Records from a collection
--- Begin ---
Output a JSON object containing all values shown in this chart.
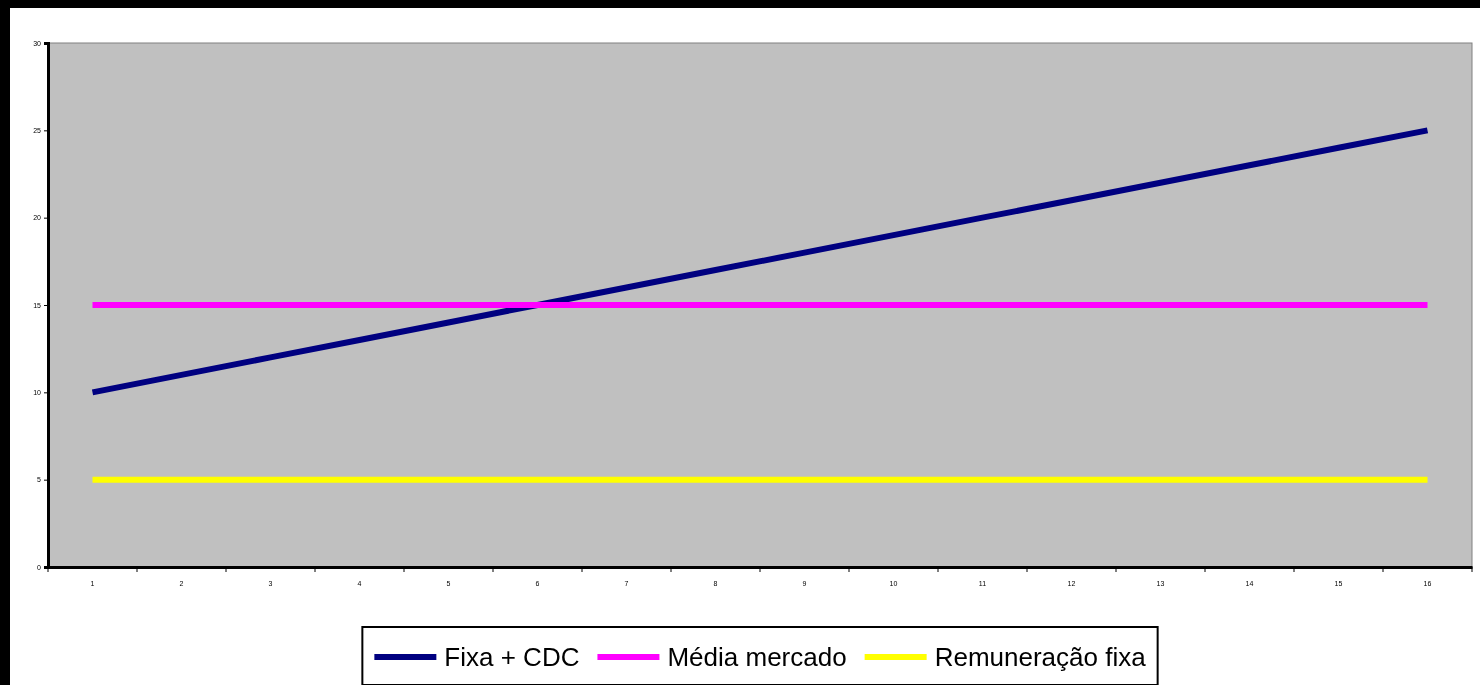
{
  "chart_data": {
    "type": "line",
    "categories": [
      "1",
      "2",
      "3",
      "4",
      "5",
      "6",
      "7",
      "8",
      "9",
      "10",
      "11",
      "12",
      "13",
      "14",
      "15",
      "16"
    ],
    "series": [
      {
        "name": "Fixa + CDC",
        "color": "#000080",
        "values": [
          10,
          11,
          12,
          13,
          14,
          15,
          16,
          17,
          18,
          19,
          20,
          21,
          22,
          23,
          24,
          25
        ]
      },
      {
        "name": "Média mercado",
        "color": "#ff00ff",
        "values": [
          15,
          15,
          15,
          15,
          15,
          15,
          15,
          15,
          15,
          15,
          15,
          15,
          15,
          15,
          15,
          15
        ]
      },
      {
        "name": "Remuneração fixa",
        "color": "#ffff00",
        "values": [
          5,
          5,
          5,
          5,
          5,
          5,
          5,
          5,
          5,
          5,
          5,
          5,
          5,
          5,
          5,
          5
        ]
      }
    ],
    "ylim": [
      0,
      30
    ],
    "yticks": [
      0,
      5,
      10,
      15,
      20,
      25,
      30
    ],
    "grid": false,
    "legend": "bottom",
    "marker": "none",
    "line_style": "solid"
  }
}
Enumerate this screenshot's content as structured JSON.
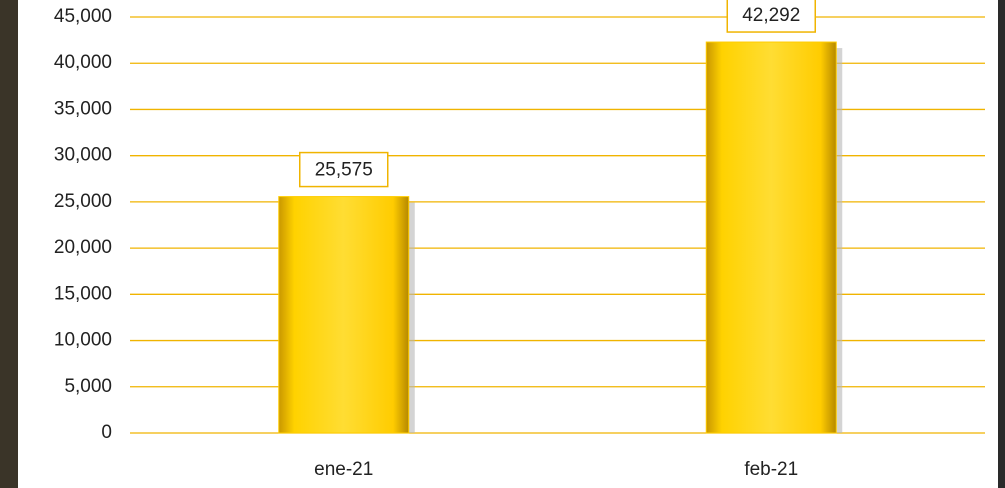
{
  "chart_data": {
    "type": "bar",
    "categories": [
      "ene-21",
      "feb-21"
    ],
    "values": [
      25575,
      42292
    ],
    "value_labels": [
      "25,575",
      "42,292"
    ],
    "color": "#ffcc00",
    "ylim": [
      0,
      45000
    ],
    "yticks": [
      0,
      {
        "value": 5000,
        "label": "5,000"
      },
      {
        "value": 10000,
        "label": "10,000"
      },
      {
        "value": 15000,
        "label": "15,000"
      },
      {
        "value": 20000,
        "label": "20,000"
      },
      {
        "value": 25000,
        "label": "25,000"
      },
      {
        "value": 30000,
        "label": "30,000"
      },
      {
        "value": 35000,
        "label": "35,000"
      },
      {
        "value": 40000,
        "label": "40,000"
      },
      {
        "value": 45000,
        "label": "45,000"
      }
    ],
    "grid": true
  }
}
--- End ---
--- Begin ---
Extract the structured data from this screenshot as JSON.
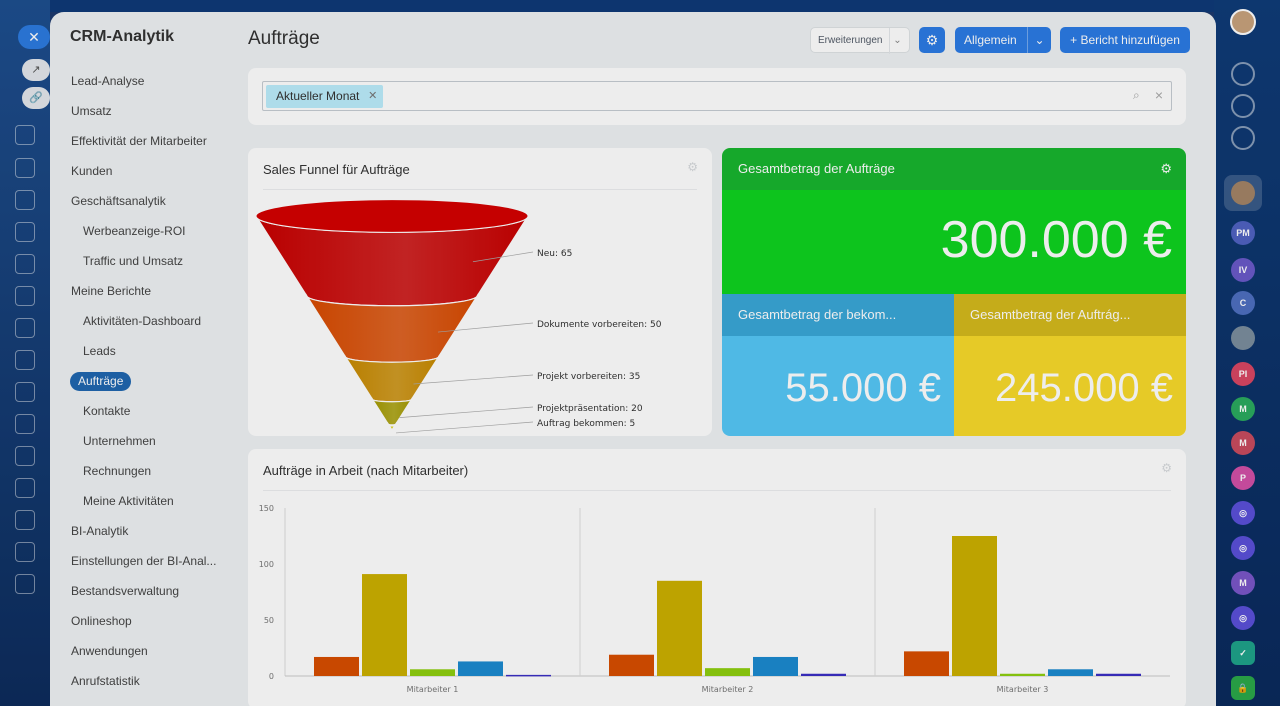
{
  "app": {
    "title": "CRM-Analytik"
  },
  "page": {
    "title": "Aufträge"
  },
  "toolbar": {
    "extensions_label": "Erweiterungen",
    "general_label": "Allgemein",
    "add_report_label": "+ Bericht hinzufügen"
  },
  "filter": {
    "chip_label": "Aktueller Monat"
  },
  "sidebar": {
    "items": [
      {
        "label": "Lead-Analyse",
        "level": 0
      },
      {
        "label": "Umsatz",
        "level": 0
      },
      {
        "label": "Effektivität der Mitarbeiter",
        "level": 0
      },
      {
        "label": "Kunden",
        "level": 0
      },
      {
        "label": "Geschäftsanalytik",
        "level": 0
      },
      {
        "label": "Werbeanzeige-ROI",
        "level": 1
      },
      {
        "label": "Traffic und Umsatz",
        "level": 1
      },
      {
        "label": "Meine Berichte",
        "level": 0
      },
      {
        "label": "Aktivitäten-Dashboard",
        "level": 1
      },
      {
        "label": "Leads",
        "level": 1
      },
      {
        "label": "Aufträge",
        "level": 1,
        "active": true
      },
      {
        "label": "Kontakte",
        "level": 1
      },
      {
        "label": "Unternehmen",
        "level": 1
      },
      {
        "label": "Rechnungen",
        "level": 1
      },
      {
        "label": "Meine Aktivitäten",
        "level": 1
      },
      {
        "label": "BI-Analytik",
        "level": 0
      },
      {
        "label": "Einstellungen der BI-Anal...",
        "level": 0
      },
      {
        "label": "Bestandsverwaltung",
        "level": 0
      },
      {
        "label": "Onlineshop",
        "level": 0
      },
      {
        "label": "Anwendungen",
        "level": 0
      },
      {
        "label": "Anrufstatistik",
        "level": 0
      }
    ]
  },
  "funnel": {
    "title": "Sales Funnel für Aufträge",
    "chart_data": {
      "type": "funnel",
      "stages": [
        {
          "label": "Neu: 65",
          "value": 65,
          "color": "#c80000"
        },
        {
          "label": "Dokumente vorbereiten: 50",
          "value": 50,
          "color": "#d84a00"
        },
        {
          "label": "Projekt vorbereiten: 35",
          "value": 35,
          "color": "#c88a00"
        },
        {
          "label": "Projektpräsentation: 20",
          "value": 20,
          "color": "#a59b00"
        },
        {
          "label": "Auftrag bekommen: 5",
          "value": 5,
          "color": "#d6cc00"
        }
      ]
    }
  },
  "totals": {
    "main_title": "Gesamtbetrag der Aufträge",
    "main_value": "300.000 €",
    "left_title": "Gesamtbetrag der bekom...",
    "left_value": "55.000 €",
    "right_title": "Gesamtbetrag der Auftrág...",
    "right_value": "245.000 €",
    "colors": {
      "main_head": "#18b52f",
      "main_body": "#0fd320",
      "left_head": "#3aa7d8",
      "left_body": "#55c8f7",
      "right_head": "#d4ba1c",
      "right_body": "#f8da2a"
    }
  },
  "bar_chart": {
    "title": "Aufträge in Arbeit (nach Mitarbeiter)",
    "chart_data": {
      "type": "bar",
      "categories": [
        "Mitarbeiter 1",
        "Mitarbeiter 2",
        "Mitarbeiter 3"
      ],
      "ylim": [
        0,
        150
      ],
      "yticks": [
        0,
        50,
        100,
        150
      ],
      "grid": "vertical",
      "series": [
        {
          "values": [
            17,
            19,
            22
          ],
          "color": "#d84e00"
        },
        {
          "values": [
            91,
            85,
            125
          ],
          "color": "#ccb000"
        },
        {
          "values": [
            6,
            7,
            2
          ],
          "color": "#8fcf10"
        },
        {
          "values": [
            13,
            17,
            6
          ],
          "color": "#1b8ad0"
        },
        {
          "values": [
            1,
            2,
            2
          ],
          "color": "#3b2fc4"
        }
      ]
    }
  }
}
--- End ---
§ What to work on: Return each line of the data that contains the string "Mitarbeiter".

§ Written solution:
        "label": "Effektivität der Mitarbeiter",
    "title": "Aufträge in Arbeit (nach Mitarbeiter)",
        "Mitarbeiter 1",
        "Mitarbeiter 2",
        "Mitarbeiter 3"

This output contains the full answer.